■ WHAT THE EXERCISE ASKS:
Verbatim reproduction of the entries is required; images must be omitted.

■ RECORDS FOR THE TASK:
□ □ □

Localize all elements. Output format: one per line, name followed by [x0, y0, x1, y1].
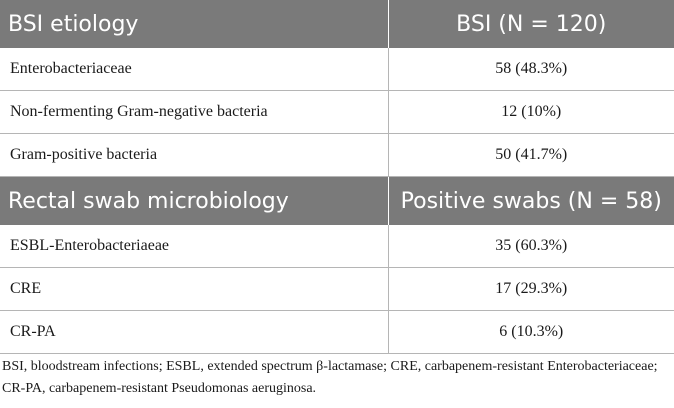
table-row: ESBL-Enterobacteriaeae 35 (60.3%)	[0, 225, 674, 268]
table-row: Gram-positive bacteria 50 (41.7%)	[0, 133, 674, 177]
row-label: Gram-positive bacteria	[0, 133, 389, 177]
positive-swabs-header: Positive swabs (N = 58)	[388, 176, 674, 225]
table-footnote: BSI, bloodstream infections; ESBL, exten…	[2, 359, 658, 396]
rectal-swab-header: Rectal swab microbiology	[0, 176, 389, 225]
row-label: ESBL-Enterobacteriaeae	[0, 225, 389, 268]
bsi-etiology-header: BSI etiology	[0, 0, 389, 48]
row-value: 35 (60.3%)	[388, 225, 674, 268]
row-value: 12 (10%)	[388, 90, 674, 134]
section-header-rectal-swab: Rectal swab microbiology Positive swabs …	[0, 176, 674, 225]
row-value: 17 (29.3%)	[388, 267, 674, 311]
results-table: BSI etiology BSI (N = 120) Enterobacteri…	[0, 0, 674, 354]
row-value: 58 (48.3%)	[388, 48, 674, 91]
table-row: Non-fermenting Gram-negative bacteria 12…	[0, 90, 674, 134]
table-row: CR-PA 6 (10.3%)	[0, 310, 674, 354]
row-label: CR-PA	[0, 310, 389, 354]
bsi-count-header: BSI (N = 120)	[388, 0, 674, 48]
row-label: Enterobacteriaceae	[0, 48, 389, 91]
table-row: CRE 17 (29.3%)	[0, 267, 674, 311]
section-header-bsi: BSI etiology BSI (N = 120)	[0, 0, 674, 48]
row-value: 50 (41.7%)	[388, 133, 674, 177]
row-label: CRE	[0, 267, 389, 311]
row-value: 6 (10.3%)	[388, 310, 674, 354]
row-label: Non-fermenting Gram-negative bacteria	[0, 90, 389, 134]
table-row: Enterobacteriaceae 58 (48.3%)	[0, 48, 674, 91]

□ □ □

■ ANSWER BOX:
Localize all elements. Output format: one per line, name followed by [x0, y0, x1, y1].
table-row: ESBL-Enterobacteriaeae 35 (60.3%)	[0, 225, 674, 268]
table-row: Gram-positive bacteria 50 (41.7%)	[0, 133, 674, 177]
row-label: Gram-positive bacteria	[0, 133, 389, 177]
positive-swabs-header: Positive swabs (N = 58)	[388, 176, 674, 225]
table-footnote: BSI, bloodstream infections; ESBL, exten…	[2, 359, 658, 396]
rectal-swab-header: Rectal swab microbiology	[0, 176, 389, 225]
row-label: ESBL-Enterobacteriaeae	[0, 225, 389, 268]
bsi-etiology-header: BSI etiology	[0, 0, 389, 48]
row-value: 35 (60.3%)	[388, 225, 674, 268]
row-value: 12 (10%)	[388, 90, 674, 134]
section-header-rectal-swab: Rectal swab microbiology Positive swabs …	[0, 176, 674, 225]
row-value: 17 (29.3%)	[388, 267, 674, 311]
results-table: BSI etiology BSI (N = 120) Enterobacteri…	[0, 0, 674, 354]
row-value: 58 (48.3%)	[388, 48, 674, 91]
table-row: Non-fermenting Gram-negative bacteria 12…	[0, 90, 674, 134]
table-row: CR-PA 6 (10.3%)	[0, 310, 674, 354]
row-label: CR-PA	[0, 310, 389, 354]
bsi-count-header: BSI (N = 120)	[388, 0, 674, 48]
row-label: Enterobacteriaceae	[0, 48, 389, 91]
table-row: CRE 17 (29.3%)	[0, 267, 674, 311]
section-header-bsi: BSI etiology BSI (N = 120)	[0, 0, 674, 48]
row-value: 50 (41.7%)	[388, 133, 674, 177]
row-label: CRE	[0, 267, 389, 311]
row-value: 6 (10.3%)	[388, 310, 674, 354]
row-label: Non-fermenting Gram-negative bacteria	[0, 90, 389, 134]
table-row: Enterobacteriaceae 58 (48.3%)	[0, 48, 674, 91]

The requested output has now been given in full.